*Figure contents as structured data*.
********************

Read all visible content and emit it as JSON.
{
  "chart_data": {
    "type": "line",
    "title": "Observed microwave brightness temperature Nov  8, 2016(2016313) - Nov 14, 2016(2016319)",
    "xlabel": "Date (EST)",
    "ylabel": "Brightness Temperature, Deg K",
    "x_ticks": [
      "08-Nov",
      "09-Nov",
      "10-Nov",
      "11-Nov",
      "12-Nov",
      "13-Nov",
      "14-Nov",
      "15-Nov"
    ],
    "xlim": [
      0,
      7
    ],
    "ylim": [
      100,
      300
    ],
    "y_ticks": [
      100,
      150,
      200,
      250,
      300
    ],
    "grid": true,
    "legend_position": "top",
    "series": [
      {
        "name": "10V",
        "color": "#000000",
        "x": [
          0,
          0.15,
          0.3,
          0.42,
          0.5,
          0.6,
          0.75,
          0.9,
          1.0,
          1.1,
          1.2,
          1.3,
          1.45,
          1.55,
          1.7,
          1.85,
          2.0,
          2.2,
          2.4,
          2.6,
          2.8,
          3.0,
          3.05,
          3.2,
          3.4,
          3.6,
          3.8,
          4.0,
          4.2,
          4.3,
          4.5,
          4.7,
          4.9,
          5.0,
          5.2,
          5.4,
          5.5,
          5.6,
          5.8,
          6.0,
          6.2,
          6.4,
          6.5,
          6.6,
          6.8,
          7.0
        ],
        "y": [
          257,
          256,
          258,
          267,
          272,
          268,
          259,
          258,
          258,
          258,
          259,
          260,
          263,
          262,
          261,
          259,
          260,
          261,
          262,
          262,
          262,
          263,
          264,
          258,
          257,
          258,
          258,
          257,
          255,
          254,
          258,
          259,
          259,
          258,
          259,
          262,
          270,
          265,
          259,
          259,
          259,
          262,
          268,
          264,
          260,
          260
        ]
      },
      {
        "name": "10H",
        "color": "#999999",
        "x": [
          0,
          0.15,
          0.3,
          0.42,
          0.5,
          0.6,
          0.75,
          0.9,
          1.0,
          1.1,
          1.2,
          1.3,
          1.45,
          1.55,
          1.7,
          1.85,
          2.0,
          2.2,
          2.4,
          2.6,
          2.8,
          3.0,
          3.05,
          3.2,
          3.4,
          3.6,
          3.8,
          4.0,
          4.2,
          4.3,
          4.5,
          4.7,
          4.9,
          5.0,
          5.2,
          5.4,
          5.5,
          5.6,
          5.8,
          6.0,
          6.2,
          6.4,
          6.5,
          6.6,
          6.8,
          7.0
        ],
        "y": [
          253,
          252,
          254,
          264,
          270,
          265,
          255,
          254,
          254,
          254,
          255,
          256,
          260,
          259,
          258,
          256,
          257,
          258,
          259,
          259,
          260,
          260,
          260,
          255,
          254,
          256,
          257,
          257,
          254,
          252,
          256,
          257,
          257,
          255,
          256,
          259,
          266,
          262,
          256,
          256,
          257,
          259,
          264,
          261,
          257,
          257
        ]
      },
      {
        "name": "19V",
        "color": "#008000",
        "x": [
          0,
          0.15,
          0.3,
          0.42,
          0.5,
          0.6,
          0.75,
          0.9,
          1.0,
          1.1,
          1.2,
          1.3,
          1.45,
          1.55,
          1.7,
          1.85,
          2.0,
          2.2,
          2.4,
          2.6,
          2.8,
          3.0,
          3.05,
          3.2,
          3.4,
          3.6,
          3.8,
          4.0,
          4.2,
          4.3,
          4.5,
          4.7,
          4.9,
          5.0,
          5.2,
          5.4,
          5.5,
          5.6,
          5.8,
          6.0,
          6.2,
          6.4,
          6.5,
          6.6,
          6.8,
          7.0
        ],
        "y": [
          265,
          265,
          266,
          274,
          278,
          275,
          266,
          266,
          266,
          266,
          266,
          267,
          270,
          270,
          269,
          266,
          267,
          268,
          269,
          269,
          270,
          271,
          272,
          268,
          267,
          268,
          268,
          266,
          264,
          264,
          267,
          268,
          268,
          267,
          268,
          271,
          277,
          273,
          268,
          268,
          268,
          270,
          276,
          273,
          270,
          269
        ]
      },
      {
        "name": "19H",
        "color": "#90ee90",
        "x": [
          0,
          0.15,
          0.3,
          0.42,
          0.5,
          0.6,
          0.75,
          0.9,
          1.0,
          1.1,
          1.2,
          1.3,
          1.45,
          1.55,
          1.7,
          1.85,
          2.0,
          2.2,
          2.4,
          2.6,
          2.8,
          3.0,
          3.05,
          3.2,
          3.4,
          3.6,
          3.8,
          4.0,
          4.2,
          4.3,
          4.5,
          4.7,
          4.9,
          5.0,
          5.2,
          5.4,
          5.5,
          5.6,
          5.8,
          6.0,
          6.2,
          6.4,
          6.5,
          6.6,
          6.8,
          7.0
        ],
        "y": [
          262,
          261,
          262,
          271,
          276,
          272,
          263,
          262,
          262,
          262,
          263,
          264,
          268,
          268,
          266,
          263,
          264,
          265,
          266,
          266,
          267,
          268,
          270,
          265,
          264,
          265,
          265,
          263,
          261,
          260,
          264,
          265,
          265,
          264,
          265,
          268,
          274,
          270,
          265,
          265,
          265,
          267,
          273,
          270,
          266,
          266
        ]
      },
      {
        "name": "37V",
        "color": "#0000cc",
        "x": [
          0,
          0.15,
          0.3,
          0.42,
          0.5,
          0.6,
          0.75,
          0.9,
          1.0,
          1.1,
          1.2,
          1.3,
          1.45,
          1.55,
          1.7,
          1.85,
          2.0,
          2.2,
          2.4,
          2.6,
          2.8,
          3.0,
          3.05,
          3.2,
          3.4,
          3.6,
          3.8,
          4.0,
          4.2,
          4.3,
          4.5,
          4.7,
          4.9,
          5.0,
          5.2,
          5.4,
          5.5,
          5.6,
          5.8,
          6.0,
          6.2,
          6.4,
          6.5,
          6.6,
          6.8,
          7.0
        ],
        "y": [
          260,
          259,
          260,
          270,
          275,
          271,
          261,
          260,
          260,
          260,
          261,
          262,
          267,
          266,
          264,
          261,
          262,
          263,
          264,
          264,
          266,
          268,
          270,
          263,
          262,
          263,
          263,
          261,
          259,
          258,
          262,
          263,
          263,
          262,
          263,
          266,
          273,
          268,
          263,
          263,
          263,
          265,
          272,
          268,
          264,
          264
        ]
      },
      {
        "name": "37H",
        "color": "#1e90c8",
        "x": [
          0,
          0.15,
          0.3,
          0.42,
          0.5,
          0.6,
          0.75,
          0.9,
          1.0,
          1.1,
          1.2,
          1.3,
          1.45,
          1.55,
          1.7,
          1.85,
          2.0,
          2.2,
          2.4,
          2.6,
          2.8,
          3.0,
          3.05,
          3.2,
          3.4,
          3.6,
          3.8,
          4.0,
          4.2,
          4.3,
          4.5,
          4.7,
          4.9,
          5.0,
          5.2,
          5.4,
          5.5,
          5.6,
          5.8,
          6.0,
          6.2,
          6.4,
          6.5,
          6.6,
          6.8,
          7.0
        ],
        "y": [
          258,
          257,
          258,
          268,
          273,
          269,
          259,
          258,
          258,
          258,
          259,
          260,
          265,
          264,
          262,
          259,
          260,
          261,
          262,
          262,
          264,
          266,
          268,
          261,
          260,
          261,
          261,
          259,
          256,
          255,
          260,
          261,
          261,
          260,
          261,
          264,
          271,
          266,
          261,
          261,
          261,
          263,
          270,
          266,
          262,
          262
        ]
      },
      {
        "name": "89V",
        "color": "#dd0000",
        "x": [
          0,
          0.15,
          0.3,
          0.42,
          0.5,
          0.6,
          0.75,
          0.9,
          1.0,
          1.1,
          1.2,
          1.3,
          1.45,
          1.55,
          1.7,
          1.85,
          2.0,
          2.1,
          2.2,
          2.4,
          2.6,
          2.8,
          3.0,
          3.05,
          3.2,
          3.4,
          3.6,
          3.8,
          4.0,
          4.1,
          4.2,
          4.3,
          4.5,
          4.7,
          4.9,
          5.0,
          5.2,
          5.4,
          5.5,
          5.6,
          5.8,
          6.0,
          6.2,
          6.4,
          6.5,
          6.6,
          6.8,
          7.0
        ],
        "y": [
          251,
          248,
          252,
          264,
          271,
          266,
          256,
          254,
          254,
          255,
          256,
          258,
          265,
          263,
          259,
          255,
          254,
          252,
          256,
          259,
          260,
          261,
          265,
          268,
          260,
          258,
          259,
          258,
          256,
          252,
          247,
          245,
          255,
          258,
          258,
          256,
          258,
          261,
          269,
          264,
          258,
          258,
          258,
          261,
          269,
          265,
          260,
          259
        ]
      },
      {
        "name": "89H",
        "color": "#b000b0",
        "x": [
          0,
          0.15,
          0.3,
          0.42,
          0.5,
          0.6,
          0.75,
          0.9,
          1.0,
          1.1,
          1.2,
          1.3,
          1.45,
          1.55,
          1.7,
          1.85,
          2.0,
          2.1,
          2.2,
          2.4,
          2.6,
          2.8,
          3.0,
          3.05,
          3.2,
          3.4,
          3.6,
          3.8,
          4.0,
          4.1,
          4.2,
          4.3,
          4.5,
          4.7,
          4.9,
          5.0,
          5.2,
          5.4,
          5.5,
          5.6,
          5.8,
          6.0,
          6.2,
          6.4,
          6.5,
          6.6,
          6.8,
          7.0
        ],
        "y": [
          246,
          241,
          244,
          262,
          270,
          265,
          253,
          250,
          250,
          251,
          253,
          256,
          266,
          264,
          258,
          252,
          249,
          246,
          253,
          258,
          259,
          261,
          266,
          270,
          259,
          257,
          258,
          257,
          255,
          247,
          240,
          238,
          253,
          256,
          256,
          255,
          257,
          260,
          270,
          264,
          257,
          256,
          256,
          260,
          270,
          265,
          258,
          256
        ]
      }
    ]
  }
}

********************

*Short problem*.
Above are the records. Copy every line in them holding "name".

*Solved exercise*.
        "name": "10V",
        "name": "10H",
        "name": "19V",
        "name": "19H",
        "name": "37V",
        "name": "37H",
        "name": "89V",
        "name": "89H",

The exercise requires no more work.